**Work to do:** Locate every line below that contains the word "this" and copy it.

**Information supplied:**

>>>>

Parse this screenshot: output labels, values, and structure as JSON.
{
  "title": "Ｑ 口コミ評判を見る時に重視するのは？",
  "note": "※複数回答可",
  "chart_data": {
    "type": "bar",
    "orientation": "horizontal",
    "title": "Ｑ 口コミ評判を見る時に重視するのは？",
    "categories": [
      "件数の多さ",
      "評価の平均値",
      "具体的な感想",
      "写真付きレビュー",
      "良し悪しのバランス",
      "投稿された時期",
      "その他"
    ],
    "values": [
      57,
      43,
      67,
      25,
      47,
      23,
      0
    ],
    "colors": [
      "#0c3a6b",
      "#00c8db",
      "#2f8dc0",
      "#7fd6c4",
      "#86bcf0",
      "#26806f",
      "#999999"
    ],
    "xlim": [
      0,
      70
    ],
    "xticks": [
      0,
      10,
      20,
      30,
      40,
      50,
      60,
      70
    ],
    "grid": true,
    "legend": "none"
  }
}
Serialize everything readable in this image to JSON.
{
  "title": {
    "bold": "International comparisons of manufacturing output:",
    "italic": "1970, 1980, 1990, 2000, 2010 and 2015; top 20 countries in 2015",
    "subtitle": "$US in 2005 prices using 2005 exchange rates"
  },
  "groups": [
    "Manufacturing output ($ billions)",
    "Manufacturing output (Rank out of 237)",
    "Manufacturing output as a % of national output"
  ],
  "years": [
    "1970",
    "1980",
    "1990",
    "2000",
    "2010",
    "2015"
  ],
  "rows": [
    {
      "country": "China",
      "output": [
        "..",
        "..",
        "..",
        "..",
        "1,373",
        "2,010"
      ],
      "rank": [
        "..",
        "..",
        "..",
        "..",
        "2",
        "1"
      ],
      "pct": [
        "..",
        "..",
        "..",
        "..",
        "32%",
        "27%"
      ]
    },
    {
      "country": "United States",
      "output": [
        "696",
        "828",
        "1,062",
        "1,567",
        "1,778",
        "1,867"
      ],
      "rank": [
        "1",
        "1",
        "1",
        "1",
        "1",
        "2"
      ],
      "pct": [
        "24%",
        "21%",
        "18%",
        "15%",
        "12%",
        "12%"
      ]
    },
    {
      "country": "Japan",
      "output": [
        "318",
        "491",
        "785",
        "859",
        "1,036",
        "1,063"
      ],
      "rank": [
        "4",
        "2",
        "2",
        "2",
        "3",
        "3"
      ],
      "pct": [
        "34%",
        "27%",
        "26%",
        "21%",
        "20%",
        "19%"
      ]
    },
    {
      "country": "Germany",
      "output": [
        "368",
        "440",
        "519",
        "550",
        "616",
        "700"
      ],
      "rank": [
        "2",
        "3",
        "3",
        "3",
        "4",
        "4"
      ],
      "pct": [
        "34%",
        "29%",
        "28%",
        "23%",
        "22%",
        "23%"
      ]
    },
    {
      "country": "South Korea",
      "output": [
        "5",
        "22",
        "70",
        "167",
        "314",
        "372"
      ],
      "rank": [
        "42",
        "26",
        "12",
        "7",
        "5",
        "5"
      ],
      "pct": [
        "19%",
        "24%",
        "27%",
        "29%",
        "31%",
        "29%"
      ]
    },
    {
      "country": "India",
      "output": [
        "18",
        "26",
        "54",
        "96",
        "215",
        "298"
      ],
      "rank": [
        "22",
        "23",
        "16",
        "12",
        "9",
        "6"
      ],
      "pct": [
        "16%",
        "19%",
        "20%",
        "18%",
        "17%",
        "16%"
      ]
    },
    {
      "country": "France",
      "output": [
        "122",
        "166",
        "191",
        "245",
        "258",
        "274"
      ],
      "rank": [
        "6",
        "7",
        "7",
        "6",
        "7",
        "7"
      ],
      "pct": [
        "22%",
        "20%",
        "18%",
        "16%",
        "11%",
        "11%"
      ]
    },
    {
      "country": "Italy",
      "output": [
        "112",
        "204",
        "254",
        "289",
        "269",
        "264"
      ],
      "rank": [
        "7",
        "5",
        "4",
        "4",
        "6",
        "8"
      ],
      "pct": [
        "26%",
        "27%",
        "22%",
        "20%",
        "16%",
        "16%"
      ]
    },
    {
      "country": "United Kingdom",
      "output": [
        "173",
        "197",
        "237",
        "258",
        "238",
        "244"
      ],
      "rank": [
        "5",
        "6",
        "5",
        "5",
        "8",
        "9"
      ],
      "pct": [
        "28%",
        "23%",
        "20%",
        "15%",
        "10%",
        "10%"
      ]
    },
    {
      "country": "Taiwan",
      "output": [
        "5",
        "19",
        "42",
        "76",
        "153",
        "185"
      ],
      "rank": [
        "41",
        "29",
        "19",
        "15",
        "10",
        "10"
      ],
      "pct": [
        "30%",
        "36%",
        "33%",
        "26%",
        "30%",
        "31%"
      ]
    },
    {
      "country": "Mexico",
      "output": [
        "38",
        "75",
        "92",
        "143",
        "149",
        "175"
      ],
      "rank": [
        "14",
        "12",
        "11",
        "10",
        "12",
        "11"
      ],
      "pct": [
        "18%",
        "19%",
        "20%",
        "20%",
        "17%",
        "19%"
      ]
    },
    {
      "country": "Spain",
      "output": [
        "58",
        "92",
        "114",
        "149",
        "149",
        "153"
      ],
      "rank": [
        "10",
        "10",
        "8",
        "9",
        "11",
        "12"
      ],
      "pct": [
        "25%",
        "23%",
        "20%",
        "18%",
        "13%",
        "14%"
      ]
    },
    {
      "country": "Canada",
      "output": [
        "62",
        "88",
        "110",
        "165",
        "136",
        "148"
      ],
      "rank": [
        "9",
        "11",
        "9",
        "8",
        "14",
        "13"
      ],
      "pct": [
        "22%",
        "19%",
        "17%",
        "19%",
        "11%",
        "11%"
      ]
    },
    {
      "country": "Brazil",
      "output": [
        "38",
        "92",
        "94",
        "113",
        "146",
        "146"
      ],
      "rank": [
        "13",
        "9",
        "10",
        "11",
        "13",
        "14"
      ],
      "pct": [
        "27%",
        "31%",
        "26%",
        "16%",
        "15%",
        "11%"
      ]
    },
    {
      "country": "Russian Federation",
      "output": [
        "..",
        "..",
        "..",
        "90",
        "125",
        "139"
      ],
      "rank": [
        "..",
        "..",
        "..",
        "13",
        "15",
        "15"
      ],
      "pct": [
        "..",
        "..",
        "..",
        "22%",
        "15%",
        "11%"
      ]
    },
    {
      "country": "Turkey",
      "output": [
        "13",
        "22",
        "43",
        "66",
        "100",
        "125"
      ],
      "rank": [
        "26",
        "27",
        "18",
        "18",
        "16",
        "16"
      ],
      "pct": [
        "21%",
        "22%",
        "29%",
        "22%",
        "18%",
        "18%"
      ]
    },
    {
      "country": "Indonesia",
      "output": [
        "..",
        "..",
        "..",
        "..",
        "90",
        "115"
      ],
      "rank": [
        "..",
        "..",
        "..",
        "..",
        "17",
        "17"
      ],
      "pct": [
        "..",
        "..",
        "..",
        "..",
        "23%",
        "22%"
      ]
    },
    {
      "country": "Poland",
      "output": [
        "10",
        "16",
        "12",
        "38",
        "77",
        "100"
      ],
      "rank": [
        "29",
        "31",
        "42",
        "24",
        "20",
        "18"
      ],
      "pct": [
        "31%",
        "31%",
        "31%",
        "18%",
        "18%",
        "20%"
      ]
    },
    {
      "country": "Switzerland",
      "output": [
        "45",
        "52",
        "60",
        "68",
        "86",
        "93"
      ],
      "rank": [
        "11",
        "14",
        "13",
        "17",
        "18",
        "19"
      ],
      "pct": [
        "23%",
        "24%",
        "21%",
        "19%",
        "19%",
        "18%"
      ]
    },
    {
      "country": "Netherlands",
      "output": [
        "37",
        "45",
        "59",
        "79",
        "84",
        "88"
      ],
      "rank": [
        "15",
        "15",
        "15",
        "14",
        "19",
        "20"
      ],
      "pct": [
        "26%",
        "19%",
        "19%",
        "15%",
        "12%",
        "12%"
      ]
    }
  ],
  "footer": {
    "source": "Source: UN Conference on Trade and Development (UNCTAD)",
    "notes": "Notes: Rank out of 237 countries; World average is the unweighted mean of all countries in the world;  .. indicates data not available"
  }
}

<<<<

**Answer to the exercise:**
Parse this screenshot: output labels, values, and structure as JSON.
Serialize everything readable in this image to JSON.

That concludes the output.